§ PAGE TEXT:
In Jean Paul Sartre's play, No Exit - it's not been featured on Broadway, I presume - in that stageplay, we see at least one character going veritably nuts after her hallmarks of identity have been removed. (I would offer a more direct citation into the script of the stageplay, but for the sake of rhetorical expedience, I'm simply going by what I recall of a performance of the play, which I saw at Fresno State University, in 1995. What can I say, it was a profoundly good performance of the script - I digress.)
The very concept of social identity, I think, must bear some extensive focus, and I cannot say I could completely address the matter, myself - which is why I bring it up - that it bears some extensive focus not only for the concept's more abstract qualities as a concept of anthropological, psychological, and social studies, but furthermore, for its relevance in the political climate of the times. I would with to cite a few works, at that, directly, should one wish to read further:
[-] Identity Theory, by Jude Hayes (Oxford University Press)
[-] Social Identity, Key Ideas, by Ricahrd Jenkins (Routledge)
[-] Cultural Political Economy, RIPE Series in Global Political Economy, by Jaqueline Best (Routledge)
[-] Cultural Transmission, Developmental, Psychological, Social, and Methodological Aspects, by Ute Schonpflug (Cambridge University Press)
[-] Introduction to Cognitive Cultural Studies, by Lisa Zunshine (The Johns Hopkins University Press)
...and that's a heavy reading list, in itself. Well, though, heavy concepts may take heavy work to address appropriately, and such is life, yadda-yadda-yaddya.
and then here is:
[-] Groupthink, an Impediment to Success, by Dr. Clifton Willcox (Self Published)
Notably, all of those are available as eBooks. I happen to know, personally, that those titles are available as individual titles, at the Kindle store. They should as well be available, in classic printed form, via any local library, at which, the librarians would be the experts of the domain, one assumes - not to play games about lifestyle, either. People are people.

§ DATA RECORDS:
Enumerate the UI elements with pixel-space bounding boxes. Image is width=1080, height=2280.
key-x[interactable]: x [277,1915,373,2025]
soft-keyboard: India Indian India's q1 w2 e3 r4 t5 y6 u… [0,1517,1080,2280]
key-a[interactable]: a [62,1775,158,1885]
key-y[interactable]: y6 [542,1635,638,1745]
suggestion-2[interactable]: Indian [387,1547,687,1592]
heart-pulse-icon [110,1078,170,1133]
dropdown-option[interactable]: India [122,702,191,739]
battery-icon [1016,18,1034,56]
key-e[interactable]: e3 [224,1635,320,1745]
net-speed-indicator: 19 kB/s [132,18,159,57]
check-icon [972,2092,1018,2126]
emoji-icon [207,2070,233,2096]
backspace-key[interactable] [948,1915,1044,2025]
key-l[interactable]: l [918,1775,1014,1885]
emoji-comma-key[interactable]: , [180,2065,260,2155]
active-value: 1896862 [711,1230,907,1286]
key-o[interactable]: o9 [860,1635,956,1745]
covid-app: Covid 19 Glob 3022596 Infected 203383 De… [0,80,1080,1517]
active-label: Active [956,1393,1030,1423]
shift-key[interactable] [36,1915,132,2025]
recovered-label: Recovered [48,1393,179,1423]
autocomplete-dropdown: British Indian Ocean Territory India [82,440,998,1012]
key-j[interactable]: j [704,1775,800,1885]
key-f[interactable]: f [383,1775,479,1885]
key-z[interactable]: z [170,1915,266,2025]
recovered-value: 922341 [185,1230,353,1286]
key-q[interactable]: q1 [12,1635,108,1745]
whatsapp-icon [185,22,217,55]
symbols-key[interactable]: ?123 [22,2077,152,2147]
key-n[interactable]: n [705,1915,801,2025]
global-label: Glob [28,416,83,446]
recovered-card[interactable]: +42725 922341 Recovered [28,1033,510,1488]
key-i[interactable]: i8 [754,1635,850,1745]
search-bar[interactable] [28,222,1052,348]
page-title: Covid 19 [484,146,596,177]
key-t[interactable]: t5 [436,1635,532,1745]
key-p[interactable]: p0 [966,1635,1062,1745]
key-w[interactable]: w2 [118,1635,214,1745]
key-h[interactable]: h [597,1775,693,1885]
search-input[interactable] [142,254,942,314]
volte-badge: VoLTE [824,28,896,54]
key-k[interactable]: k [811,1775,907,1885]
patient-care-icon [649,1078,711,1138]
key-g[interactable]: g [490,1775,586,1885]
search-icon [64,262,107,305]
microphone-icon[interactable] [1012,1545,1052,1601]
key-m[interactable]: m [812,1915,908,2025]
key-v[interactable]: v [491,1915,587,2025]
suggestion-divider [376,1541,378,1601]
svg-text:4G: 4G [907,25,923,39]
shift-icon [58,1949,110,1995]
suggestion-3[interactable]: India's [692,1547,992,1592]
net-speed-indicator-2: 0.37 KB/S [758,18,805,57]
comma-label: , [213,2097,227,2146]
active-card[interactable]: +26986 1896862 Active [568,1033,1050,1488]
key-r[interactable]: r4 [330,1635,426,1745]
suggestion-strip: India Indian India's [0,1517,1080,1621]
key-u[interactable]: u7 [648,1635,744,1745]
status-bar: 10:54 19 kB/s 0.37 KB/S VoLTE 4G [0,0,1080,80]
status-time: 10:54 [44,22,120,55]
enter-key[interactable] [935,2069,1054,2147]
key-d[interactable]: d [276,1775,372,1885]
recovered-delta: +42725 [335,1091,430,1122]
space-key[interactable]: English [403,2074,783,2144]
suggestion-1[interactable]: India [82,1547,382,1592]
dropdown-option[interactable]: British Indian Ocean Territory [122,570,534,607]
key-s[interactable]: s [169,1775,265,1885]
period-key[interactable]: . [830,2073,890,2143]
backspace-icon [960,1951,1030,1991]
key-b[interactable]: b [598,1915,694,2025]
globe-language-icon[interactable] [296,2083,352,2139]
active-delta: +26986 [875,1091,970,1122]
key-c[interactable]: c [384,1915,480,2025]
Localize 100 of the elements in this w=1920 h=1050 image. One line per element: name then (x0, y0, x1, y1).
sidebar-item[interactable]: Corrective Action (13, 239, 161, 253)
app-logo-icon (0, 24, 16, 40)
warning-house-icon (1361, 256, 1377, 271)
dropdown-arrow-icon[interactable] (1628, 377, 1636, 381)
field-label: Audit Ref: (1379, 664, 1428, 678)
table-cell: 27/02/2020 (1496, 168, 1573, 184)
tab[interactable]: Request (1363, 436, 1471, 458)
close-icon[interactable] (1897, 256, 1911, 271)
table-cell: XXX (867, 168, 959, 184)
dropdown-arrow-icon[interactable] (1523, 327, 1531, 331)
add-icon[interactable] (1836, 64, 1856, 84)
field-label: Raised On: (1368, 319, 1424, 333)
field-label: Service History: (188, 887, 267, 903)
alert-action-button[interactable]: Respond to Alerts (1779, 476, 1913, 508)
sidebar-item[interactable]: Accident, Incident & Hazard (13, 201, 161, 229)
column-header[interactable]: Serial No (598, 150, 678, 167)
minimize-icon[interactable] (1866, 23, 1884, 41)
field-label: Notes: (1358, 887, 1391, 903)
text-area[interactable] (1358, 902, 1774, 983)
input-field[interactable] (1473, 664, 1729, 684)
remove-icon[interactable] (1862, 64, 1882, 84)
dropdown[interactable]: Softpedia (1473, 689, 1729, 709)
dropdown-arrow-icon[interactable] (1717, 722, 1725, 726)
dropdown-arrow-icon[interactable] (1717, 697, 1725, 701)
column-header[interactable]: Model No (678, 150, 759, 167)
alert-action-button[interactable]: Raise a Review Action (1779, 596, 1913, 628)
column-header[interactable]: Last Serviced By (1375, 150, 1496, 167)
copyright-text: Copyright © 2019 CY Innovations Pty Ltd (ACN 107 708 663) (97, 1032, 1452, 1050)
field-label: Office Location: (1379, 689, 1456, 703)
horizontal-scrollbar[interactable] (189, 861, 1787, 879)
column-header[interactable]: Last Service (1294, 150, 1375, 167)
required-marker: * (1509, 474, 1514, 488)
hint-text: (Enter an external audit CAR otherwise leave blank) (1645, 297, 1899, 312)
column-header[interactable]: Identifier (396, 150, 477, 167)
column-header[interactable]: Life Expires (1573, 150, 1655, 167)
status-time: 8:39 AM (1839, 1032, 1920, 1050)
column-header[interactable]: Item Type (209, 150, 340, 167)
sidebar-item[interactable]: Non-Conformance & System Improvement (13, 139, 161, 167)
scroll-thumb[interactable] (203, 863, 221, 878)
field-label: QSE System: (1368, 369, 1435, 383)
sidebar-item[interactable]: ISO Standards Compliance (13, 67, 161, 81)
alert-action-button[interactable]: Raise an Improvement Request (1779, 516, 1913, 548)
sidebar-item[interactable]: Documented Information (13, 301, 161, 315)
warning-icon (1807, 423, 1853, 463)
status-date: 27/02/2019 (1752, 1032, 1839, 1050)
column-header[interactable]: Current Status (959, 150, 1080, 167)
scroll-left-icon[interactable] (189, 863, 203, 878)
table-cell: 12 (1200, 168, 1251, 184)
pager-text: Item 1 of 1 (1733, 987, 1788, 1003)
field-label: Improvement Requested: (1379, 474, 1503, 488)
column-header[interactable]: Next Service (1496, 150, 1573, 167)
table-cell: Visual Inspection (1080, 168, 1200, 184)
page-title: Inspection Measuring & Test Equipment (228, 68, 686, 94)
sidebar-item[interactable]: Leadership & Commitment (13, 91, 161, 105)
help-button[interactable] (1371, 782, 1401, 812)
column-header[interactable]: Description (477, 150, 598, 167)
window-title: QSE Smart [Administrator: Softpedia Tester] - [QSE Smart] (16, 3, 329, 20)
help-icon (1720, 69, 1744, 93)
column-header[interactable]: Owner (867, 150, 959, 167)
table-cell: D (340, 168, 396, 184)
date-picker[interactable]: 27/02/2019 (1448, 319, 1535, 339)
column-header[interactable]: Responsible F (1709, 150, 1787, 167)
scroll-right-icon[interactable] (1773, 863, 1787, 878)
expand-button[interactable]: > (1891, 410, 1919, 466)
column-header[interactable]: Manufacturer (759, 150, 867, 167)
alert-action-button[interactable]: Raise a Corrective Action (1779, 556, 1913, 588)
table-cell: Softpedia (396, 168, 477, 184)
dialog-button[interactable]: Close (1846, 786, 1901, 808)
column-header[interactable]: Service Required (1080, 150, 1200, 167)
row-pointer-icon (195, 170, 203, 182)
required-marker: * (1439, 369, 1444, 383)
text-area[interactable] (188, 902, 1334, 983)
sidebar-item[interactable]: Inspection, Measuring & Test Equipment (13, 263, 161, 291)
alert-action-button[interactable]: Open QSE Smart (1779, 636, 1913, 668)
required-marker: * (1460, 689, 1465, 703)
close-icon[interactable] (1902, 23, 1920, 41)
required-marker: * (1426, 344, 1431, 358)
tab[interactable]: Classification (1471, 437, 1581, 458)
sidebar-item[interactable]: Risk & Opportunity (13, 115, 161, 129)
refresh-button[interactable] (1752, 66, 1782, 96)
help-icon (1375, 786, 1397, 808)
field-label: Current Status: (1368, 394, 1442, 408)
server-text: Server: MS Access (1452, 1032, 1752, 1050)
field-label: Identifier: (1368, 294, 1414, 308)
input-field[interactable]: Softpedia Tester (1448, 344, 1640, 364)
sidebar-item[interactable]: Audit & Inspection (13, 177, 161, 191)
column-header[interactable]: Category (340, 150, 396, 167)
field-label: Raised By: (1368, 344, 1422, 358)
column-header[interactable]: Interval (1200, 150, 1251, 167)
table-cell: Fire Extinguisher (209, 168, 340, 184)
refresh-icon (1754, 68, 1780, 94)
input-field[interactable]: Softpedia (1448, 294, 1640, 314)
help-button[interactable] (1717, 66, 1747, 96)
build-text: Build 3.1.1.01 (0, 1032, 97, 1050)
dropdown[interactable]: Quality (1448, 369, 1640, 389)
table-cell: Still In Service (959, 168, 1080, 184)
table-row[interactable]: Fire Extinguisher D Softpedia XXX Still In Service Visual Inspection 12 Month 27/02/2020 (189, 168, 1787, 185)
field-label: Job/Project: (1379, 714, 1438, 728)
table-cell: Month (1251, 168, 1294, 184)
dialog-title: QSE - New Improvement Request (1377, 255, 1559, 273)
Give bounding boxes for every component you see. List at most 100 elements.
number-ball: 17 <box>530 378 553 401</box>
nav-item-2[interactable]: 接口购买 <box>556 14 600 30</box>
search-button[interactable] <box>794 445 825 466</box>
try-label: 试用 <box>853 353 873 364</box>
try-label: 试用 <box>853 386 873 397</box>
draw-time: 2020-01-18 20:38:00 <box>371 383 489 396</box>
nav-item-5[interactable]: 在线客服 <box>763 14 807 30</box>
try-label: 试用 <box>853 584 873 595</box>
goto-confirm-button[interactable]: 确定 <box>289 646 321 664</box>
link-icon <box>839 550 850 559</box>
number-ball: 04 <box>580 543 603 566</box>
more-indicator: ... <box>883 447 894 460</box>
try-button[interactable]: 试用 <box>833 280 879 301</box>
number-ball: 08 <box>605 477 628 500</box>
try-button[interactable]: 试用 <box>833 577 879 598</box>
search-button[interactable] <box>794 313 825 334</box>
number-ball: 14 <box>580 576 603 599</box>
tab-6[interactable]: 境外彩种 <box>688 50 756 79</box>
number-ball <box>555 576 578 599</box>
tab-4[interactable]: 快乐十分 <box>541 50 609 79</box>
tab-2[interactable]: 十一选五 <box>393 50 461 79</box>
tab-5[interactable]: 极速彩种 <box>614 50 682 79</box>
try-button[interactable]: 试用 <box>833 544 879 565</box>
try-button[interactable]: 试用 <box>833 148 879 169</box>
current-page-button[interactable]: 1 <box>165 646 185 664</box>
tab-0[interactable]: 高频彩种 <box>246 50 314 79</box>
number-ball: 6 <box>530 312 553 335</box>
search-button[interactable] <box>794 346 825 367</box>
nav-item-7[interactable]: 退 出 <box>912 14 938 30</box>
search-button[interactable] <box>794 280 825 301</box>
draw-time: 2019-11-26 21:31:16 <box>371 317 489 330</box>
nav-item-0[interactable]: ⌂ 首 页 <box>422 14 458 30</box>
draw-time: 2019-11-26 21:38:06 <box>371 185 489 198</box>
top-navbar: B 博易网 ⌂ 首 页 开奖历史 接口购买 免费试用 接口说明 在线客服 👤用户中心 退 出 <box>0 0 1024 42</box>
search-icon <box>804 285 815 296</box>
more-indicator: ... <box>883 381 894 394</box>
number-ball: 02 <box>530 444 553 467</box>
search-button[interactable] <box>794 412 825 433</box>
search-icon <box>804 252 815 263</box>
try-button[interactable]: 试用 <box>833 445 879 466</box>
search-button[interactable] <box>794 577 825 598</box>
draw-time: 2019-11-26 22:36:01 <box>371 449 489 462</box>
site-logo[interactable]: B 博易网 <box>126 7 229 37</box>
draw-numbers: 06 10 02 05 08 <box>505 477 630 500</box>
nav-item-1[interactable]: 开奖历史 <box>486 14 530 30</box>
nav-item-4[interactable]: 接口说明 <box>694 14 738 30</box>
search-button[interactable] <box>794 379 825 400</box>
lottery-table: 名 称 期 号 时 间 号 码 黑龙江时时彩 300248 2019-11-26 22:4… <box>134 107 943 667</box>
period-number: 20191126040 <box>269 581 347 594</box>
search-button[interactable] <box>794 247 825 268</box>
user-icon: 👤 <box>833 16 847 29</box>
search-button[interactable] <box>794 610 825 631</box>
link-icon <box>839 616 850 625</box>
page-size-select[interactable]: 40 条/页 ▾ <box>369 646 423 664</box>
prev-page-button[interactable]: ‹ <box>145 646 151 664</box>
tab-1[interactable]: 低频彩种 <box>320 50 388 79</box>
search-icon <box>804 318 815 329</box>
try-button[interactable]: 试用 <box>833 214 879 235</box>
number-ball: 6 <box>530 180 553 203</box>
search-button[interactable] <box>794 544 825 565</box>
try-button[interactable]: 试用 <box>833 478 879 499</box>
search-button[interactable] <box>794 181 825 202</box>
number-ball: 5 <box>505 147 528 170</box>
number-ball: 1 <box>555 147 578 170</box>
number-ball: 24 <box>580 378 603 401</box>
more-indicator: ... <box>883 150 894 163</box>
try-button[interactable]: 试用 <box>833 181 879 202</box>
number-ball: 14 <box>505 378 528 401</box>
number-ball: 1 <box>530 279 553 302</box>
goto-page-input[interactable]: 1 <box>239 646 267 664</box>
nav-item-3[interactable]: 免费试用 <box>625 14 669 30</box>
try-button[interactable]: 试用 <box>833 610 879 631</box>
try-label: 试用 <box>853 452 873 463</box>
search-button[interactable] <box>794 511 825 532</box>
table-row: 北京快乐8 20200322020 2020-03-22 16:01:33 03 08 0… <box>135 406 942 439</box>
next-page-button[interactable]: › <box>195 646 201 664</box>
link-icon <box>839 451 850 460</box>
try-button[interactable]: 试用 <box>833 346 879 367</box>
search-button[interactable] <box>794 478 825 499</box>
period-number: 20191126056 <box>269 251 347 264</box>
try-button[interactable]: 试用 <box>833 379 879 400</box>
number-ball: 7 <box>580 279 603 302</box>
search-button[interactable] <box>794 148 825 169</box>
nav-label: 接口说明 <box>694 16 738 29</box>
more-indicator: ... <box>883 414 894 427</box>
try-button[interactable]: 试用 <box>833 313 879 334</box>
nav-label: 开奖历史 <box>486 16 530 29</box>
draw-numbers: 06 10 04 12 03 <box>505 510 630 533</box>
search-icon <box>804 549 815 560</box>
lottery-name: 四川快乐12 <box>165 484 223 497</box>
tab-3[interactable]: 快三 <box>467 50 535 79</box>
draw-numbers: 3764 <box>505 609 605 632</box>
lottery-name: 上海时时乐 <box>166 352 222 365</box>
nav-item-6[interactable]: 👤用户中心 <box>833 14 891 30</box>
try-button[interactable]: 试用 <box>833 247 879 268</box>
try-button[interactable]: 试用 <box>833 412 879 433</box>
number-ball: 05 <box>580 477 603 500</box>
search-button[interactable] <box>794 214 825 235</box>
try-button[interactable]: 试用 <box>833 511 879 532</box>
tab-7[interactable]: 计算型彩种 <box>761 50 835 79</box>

§ EXERCISE TASKS:
1. In the passage on social identity, rename "Routledge" as "Taylor & Francis" throughout the part between "The very concept" and "Jaqueline Best (Routledge)", inclusive, and give that part again.
2. Answer these questions from the passage on social identity:
(a) Where did the writer see a performance of No Exit, and in what year?
(b) Which publisher is listed for Introduction to Cognitive Cultural Studies?
(c) Where does the writer say the titles are available as individual titles?
3. Carry on the passage on social identity from the point where it stops.
The records can be left aside for these tasks.

§ ACTIVITY ANSWERS:
1.
The very concept of social identity, I think, must bear some extensive focus, and I cannot say I could completely address the matter, myself - which is why I bring it up - that it bears some extensive focus not only for the concept's more abstract qualities as a concept of anthropological, psychological, and social studies, but furthermore, for its relevance in the political climate of the times. I would with to cite a few works, at that, directly, should one wish to read further:
[-] Identity Theory, by Jude Hayes (Oxford University Press)
[-] Social Identity, Key Ideas, by Ricahrd Jenkins (Taylor & Francis)
[-] Cultural Political Economy, RIPE Series in Global Political Economy, by Jaqueline Best (Taylor & Francis)

2.
(a) At Fresno State University, in 1995.
(b) The Johns Hopkins University Press.
(c) At the Kindle store.

3.
I assert, again, that the Democrat party needs to re-brand itself to the public - and that may well be a matter in progress, even as we speak, work, and live. In that matter, then, I think we should take an approach of mindful consideration, in how we will endeavor to define the Democrat political identity, and our own individual identities, in our own lives. If that may sound too deeply philosophical for political discourse - how far does political discourse not go, in its personal and expressive relevance, before politics would ever be expressed within a social domain?
If the Democrat my be a more successful party, still - and I am certain it may be, "call me crazy" or just DaDA Bum, if you please - but, before or after any momentary success, in the party's continued presence as a necessary cultural feature of the nation - responsibility, and the more underlying principle of integrity - these are of a constant significance. Responsibility and integrity - in the sense, integrity of self, and responsibility to self and society - if these are ever indicated as personal qualities, they are qualities developing naturally out of principles. If they may be addressed only as "features" then, they are features that cannot be "faked."
That's my two cents on the soapbox. I hope it's good for anything sustainable. Cheers, reader.